--- START ---
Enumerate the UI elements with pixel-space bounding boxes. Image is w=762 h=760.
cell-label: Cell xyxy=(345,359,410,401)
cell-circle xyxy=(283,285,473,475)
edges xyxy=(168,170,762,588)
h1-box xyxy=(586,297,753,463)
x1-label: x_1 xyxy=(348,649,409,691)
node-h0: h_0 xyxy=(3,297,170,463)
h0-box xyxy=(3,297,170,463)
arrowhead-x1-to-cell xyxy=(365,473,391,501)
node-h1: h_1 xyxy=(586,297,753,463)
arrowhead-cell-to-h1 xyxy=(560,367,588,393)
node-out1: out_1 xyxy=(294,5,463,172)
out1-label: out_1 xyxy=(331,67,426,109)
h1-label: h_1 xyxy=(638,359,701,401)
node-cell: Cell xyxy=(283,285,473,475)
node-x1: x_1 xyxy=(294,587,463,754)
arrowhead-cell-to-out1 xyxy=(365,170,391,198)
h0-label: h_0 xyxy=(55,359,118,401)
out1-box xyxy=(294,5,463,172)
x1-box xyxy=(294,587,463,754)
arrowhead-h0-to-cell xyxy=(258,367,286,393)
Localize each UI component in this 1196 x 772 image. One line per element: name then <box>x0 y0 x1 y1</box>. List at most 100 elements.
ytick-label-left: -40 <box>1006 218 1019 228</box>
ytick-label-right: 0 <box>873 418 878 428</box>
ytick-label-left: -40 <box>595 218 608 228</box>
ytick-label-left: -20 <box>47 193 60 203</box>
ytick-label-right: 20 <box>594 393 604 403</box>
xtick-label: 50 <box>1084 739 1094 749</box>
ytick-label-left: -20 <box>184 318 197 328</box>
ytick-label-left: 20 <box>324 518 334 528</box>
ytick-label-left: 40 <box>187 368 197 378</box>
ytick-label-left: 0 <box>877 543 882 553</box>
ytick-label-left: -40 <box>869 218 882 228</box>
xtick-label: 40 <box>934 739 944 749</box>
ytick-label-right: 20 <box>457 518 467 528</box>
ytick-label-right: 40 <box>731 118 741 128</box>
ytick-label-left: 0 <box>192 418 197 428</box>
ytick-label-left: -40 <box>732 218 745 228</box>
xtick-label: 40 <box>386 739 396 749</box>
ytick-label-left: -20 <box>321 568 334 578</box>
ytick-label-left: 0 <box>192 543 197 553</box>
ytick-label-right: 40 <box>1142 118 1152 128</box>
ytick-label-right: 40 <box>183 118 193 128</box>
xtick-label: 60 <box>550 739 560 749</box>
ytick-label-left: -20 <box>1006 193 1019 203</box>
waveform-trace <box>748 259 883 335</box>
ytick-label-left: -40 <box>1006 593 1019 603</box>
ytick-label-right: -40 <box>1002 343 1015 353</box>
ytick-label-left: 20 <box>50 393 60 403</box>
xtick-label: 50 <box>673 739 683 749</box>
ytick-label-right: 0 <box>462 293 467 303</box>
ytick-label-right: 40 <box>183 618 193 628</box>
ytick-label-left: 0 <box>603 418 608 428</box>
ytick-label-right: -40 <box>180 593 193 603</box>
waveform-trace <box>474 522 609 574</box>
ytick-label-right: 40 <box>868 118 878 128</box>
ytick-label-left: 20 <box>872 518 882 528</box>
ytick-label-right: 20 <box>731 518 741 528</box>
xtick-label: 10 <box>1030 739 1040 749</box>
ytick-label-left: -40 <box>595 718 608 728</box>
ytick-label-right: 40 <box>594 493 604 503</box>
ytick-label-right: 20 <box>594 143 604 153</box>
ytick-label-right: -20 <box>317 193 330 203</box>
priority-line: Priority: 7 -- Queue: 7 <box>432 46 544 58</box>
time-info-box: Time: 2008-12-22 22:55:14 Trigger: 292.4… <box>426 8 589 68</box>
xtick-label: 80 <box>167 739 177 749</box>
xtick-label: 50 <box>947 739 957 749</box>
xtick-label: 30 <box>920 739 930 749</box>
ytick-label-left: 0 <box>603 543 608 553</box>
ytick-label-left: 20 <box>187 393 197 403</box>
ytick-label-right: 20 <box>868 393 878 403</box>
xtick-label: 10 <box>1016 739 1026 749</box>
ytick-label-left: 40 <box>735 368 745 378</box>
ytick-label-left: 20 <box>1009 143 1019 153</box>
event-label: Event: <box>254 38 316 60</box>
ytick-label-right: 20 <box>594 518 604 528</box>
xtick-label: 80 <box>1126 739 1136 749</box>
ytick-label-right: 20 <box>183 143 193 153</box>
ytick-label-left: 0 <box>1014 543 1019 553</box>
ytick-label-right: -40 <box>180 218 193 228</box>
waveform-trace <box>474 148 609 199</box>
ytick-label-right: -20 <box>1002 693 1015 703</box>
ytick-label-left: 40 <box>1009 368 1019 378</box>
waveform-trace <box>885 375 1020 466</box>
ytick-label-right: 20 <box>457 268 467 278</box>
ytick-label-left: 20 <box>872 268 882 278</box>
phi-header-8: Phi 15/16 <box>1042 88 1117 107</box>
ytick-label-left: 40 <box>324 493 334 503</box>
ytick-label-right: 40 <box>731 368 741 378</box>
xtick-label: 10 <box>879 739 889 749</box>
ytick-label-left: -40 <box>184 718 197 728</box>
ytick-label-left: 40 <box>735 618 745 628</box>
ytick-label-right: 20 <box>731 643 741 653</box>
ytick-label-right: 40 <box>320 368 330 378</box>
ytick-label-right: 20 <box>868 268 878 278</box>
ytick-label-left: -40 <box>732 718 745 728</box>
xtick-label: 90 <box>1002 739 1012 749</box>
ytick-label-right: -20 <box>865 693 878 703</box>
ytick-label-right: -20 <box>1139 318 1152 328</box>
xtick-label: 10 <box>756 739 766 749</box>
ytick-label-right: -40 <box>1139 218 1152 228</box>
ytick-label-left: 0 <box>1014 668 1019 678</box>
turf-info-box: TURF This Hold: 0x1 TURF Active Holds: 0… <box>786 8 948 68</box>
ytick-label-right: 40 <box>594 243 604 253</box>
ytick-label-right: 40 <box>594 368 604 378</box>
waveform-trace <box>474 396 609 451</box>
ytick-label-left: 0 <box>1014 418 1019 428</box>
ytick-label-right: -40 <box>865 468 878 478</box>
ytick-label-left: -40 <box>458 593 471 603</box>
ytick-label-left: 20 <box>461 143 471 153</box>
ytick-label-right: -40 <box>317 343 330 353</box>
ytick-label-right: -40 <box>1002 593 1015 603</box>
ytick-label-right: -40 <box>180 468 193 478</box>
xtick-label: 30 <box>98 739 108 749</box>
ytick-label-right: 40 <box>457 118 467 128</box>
--- END ---
Required task - Please format the rows as a JSON list of strings, one string per line with blank lines left out, starting at the first row and ending at the line that contains "x1-label: x_1 xyxy=(348,649,409,691)".

Written response -
[
  "Enumerate the UI elements with pixel-space bounding boxes. Image is w=762 h=760.",
  "cell-label: Cell xyxy=(345,359,410,401)",
  "cell-circle xyxy=(283,285,473,475)",
  "edges xyxy=(168,170,762,588)",
  "h1-box xyxy=(586,297,753,463)",
  "x1-label: x_1 xyxy=(348,649,409,691)"
]